** Start Supplied records **

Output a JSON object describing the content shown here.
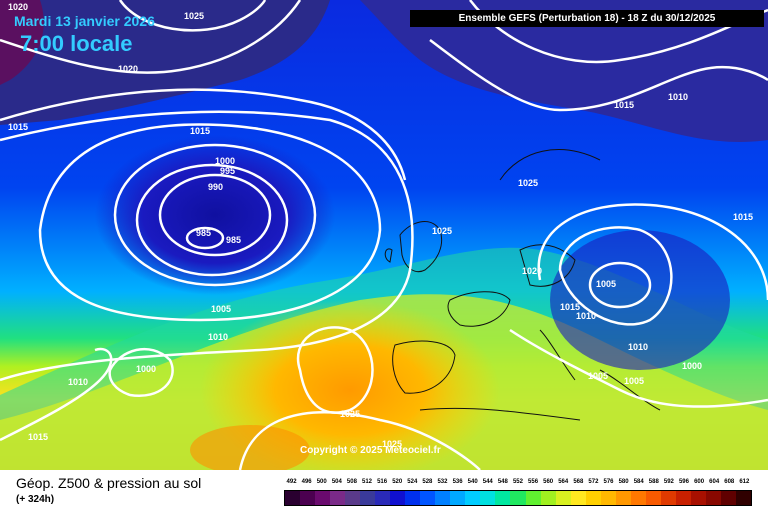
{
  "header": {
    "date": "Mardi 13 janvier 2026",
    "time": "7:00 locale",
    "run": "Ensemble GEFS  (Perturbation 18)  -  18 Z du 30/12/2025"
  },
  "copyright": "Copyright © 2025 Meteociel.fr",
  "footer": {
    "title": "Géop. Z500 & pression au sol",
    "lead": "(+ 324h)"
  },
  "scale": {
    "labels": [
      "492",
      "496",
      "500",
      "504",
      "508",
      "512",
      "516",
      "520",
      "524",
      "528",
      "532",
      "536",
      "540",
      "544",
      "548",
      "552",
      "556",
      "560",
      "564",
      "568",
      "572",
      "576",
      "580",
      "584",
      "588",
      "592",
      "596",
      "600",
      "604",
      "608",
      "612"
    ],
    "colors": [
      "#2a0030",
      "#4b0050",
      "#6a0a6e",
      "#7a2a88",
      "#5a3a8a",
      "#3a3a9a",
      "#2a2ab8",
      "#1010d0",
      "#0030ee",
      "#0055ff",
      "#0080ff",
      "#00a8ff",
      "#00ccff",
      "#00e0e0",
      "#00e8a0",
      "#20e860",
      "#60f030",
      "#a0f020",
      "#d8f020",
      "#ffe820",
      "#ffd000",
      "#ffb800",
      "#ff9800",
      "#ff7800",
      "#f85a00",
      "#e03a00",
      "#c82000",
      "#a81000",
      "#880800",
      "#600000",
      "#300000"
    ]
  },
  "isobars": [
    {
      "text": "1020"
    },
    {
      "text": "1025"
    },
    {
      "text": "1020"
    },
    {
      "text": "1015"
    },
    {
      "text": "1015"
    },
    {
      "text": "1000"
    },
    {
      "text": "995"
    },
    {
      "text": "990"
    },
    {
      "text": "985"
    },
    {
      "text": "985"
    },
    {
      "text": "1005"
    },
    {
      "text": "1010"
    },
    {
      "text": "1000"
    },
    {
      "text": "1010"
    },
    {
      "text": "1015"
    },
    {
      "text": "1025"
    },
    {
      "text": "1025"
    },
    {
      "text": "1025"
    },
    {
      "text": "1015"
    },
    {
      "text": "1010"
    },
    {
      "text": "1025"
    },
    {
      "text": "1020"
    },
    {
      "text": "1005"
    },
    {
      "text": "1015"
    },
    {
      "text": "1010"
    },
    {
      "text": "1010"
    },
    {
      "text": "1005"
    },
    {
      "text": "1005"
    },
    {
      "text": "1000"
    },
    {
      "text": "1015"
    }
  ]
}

** End Supplied records **

» Task
Return every line of the records exactly as given, pictures excluded.

» Completed exercise
Output a JSON object describing the content shown here.
{
  "header": {
    "date": "Mardi 13 janvier 2026",
    "time": "7:00 locale",
    "run": "Ensemble GEFS  (Perturbation 18)  -  18 Z du 30/12/2025"
  },
  "copyright": "Copyright © 2025 Meteociel.fr",
  "footer": {
    "title": "Géop. Z500 & pression au sol",
    "lead": "(+ 324h)"
  },
  "scale": {
    "labels": [
      "492",
      "496",
      "500",
      "504",
      "508",
      "512",
      "516",
      "520",
      "524",
      "528",
      "532",
      "536",
      "540",
      "544",
      "548",
      "552",
      "556",
      "560",
      "564",
      "568",
      "572",
      "576",
      "580",
      "584",
      "588",
      "592",
      "596",
      "600",
      "604",
      "608",
      "612"
    ],
    "colors": [
      "#2a0030",
      "#4b0050",
      "#6a0a6e",
      "#7a2a88",
      "#5a3a8a",
      "#3a3a9a",
      "#2a2ab8",
      "#1010d0",
      "#0030ee",
      "#0055ff",
      "#0080ff",
      "#00a8ff",
      "#00ccff",
      "#00e0e0",
      "#00e8a0",
      "#20e860",
      "#60f030",
      "#a0f020",
      "#d8f020",
      "#ffe820",
      "#ffd000",
      "#ffb800",
      "#ff9800",
      "#ff7800",
      "#f85a00",
      "#e03a00",
      "#c82000",
      "#a81000",
      "#880800",
      "#600000",
      "#300000"
    ]
  },
  "isobars": [
    {
      "text": "1020"
    },
    {
      "text": "1025"
    },
    {
      "text": "1020"
    },
    {
      "text": "1015"
    },
    {
      "text": "1015"
    },
    {
      "text": "1000"
    },
    {
      "text": "995"
    },
    {
      "text": "990"
    },
    {
      "text": "985"
    },
    {
      "text": "985"
    },
    {
      "text": "1005"
    },
    {
      "text": "1010"
    },
    {
      "text": "1000"
    },
    {
      "text": "1010"
    },
    {
      "text": "1015"
    },
    {
      "text": "1025"
    },
    {
      "text": "1025"
    },
    {
      "text": "1025"
    },
    {
      "text": "1015"
    },
    {
      "text": "1010"
    },
    {
      "text": "1025"
    },
    {
      "text": "1020"
    },
    {
      "text": "1005"
    },
    {
      "text": "1015"
    },
    {
      "text": "1010"
    },
    {
      "text": "1010"
    },
    {
      "text": "1005"
    },
    {
      "text": "1005"
    },
    {
      "text": "1000"
    },
    {
      "text": "1015"
    }
  ]
}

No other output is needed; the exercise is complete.